— begin —

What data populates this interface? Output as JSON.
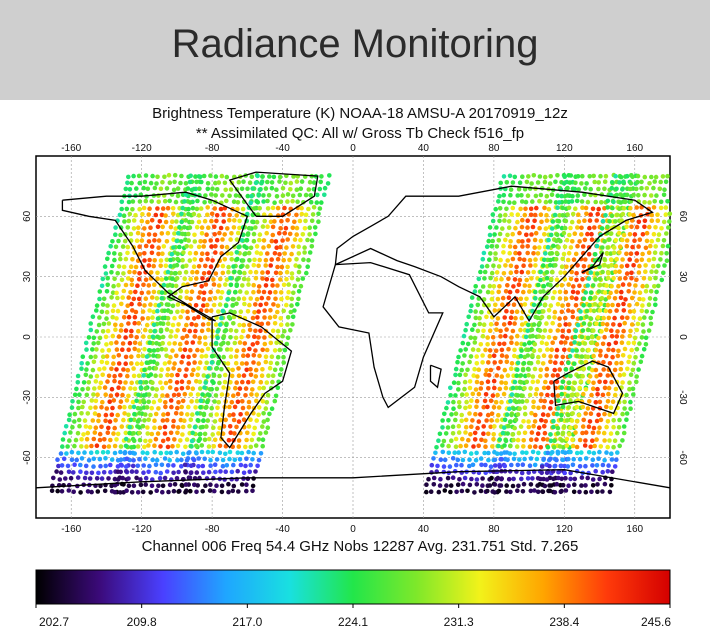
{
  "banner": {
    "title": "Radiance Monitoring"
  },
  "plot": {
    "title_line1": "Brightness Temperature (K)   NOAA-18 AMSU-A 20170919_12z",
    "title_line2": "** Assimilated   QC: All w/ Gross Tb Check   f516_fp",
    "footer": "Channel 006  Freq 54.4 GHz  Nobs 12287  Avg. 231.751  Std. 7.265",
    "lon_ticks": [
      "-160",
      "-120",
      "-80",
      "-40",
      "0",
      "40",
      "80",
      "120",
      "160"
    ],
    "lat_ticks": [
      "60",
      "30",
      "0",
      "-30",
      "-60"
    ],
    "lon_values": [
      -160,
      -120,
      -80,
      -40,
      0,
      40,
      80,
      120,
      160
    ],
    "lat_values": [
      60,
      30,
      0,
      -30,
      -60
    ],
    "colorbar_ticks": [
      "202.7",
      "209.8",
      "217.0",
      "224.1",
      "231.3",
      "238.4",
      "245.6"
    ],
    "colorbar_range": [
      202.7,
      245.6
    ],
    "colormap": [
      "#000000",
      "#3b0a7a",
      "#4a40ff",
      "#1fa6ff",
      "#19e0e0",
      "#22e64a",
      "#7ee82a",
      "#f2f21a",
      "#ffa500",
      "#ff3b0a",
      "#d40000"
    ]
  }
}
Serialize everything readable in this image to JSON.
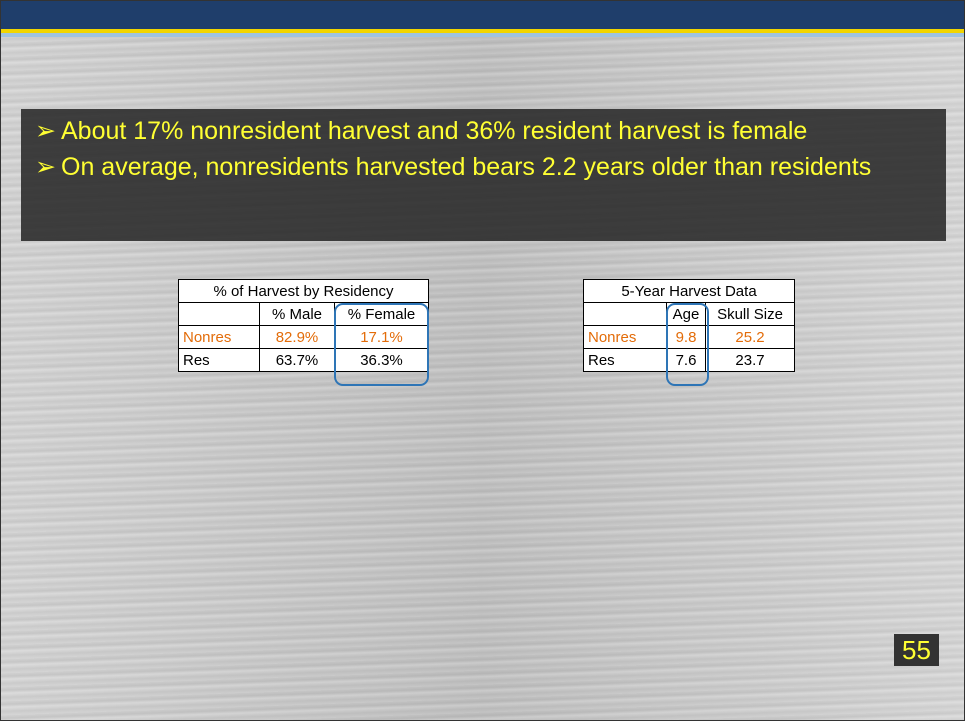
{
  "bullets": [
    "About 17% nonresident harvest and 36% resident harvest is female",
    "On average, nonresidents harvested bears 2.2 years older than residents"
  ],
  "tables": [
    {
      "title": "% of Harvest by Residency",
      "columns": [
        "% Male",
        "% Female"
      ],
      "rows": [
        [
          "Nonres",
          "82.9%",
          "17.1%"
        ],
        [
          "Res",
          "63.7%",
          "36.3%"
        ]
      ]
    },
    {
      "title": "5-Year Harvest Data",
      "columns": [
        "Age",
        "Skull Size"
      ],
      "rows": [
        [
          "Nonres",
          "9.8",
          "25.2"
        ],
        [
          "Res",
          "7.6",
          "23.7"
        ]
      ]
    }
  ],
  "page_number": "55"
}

— end —

Scan the material above. Return every line containing the string "this".

Right answer:
What data populates this interface? Output as JSON.
Serialize everything readable in this image to JSON.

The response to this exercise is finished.